◆ **Work instructions**
A verbatim copy of the records is required, with all pictures left out.

### Listing

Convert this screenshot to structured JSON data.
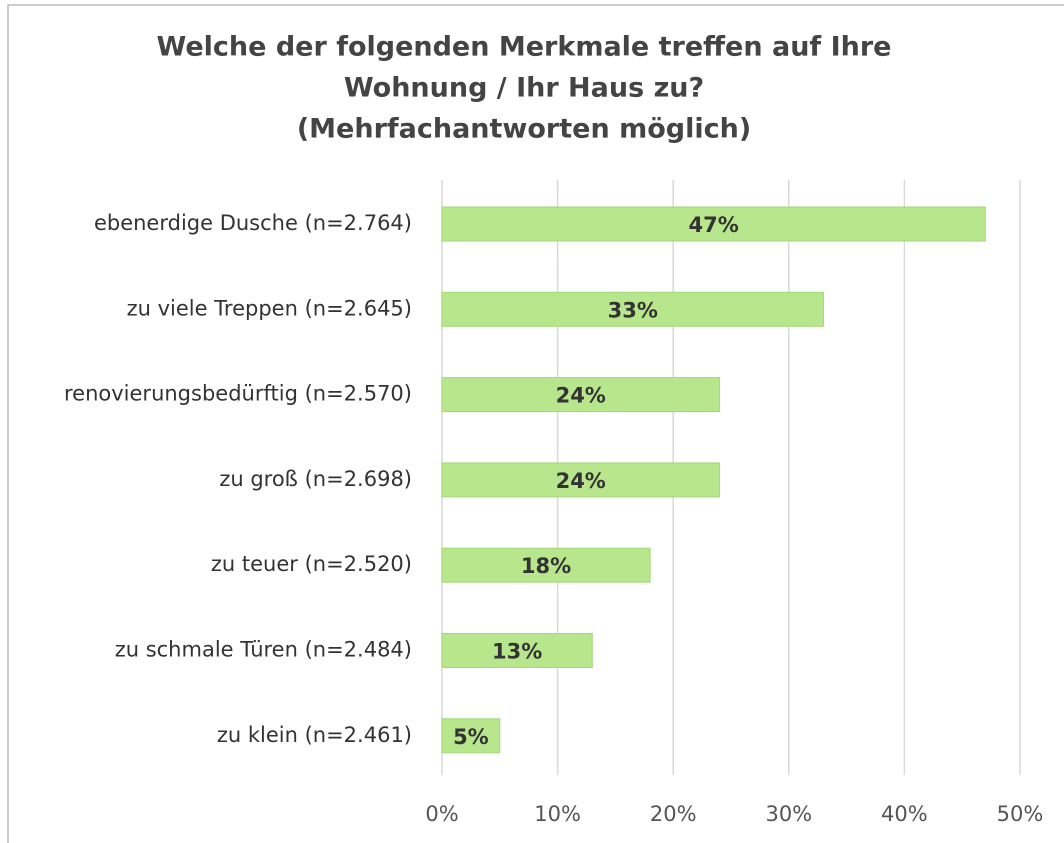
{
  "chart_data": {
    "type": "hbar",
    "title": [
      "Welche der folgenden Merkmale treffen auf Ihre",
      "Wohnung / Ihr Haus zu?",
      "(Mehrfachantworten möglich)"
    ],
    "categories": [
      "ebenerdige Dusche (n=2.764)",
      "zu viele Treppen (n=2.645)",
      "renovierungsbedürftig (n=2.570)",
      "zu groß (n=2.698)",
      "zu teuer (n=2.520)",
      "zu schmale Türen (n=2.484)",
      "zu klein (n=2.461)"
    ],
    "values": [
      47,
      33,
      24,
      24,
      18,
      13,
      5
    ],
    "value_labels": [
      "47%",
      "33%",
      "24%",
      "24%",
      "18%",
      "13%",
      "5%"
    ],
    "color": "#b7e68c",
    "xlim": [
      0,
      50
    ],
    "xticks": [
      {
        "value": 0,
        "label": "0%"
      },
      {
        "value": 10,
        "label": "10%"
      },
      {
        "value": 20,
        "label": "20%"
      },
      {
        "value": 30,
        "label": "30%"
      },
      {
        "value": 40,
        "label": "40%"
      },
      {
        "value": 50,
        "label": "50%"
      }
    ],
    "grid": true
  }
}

######

◆ **Written answer**
Convert this screenshot to structured JSON data.
{
  "chart_data": {
    "type": "hbar",
    "title": [
      "Welche der folgenden Merkmale treffen auf Ihre",
      "Wohnung / Ihr Haus zu?",
      "(Mehrfachantworten möglich)"
    ],
    "categories": [
      "ebenerdige Dusche (n=2.764)",
      "zu viele Treppen (n=2.645)",
      "renovierungsbedürftig (n=2.570)",
      "zu groß (n=2.698)",
      "zu teuer (n=2.520)",
      "zu schmale Türen (n=2.484)",
      "zu klein (n=2.461)"
    ],
    "values": [
      47,
      33,
      24,
      24,
      18,
      13,
      5
    ],
    "value_labels": [
      "47%",
      "33%",
      "24%",
      "24%",
      "18%",
      "13%",
      "5%"
    ],
    "color": "#b7e68c",
    "xlim": [
      0,
      50
    ],
    "xticks": [
      {
        "value": 0,
        "label": "0%"
      },
      {
        "value": 10,
        "label": "10%"
      },
      {
        "value": 20,
        "label": "20%"
      },
      {
        "value": 30,
        "label": "30%"
      },
      {
        "value": 40,
        "label": "40%"
      },
      {
        "value": 50,
        "label": "50%"
      }
    ],
    "grid": true
  }
}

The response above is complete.